** begin **

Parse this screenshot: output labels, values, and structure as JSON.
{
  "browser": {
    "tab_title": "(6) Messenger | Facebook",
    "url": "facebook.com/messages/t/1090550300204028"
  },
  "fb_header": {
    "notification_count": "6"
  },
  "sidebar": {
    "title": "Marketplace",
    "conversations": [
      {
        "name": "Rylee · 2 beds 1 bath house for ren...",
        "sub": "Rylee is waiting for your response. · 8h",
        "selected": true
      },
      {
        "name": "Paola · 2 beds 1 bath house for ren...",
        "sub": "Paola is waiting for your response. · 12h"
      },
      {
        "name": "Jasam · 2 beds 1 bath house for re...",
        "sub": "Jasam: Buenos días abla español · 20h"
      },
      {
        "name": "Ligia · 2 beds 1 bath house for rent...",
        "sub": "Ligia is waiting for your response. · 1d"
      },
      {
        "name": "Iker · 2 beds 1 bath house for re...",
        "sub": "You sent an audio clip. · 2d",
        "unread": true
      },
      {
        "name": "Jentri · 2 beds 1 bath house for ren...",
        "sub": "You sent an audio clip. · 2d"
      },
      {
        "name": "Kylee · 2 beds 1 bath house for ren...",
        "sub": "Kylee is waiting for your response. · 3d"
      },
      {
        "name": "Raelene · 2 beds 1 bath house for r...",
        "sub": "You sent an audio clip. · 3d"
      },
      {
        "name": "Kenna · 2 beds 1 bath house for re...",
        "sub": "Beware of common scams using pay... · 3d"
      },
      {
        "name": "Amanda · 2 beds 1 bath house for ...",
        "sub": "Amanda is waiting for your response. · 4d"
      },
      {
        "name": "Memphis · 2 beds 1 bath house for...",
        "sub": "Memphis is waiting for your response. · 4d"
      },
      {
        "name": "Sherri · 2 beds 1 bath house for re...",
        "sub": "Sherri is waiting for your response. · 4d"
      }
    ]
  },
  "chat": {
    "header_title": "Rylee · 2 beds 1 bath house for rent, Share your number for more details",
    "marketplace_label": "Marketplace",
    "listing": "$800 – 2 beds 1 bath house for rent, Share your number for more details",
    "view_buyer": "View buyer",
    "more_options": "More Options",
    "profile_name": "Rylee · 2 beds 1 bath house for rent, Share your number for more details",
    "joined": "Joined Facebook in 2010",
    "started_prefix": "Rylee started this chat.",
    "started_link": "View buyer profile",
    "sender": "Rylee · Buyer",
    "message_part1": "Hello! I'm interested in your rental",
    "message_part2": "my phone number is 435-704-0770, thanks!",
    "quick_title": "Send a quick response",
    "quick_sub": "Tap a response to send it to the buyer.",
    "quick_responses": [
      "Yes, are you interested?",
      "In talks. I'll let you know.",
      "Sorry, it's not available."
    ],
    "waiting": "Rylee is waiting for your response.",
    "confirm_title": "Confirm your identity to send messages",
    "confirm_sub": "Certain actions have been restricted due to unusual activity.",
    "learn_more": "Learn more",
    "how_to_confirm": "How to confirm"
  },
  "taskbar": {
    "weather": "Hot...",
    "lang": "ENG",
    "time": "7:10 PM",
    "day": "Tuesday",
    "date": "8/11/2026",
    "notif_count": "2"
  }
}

** end **

● **What you should do**:
Emit the full listing verbatim.

● **Output of the task**:
Parse this screenshot: output labels, values, and structure as JSON.
{
  "browser": {
    "tab_title": "(6) Messenger | Facebook",
    "url": "facebook.com/messages/t/1090550300204028"
  },
  "fb_header": {
    "notification_count": "6"
  },
  "sidebar": {
    "title": "Marketplace",
    "conversations": [
      {
        "name": "Rylee · 2 beds 1 bath house for ren...",
        "sub": "Rylee is waiting for your response. · 8h",
        "selected": true
      },
      {
        "name": "Paola · 2 beds 1 bath house for ren...",
        "sub": "Paola is waiting for your response. · 12h"
      },
      {
        "name": "Jasam · 2 beds 1 bath house for re...",
        "sub": "Jasam: Buenos días abla español · 20h"
      },
      {
        "name": "Ligia · 2 beds 1 bath house for rent...",
        "sub": "Ligia is waiting for your response. · 1d"
      },
      {
        "name": "Iker · 2 beds 1 bath house for re...",
        "sub": "You sent an audio clip. · 2d",
        "unread": true
      },
      {
        "name": "Jentri · 2 beds 1 bath house for ren...",
        "sub": "You sent an audio clip. · 2d"
      },
      {
        "name": "Kylee · 2 beds 1 bath house for ren...",
        "sub": "Kylee is waiting for your response. · 3d"
      },
      {
        "name": "Raelene · 2 beds 1 bath house for r...",
        "sub": "You sent an audio clip. · 3d"
      },
      {
        "name": "Kenna · 2 beds 1 bath house for re...",
        "sub": "Beware of common scams using pay... · 3d"
      },
      {
        "name": "Amanda · 2 beds 1 bath house for ...",
        "sub": "Amanda is waiting for your response. · 4d"
      },
      {
        "name": "Memphis · 2 beds 1 bath house for...",
        "sub": "Memphis is waiting for your response. · 4d"
      },
      {
        "name": "Sherri · 2 beds 1 bath house for re...",
        "sub": "Sherri is waiting for your response. · 4d"
      }
    ]
  },
  "chat": {
    "header_title": "Rylee · 2 beds 1 bath house for rent, Share your number for more details",
    "marketplace_label": "Marketplace",
    "listing": "$800 – 2 beds 1 bath house for rent, Share your number for more details",
    "view_buyer": "View buyer",
    "more_options": "More Options",
    "profile_name": "Rylee · 2 beds 1 bath house for rent, Share your number for more details",
    "joined": "Joined Facebook in 2010",
    "started_prefix": "Rylee started this chat.",
    "started_link": "View buyer profile",
    "sender": "Rylee · Buyer",
    "message_part1": "Hello! I'm interested in your rental",
    "message_part2": "my phone number is 435-704-0770, thanks!",
    "quick_title": "Send a quick response",
    "quick_sub": "Tap a response to send it to the buyer.",
    "quick_responses": [
      "Yes, are you interested?",
      "In talks. I'll let you know.",
      "Sorry, it's not available."
    ],
    "waiting": "Rylee is waiting for your response.",
    "confirm_title": "Confirm your identity to send messages",
    "confirm_sub": "Certain actions have been restricted due to unusual activity.",
    "learn_more": "Learn more",
    "how_to_confirm": "How to confirm"
  },
  "taskbar": {
    "weather": "Hot...",
    "lang": "ENG",
    "time": "7:10 PM",
    "day": "Tuesday",
    "date": "8/11/2026",
    "notif_count": "2"
  }
}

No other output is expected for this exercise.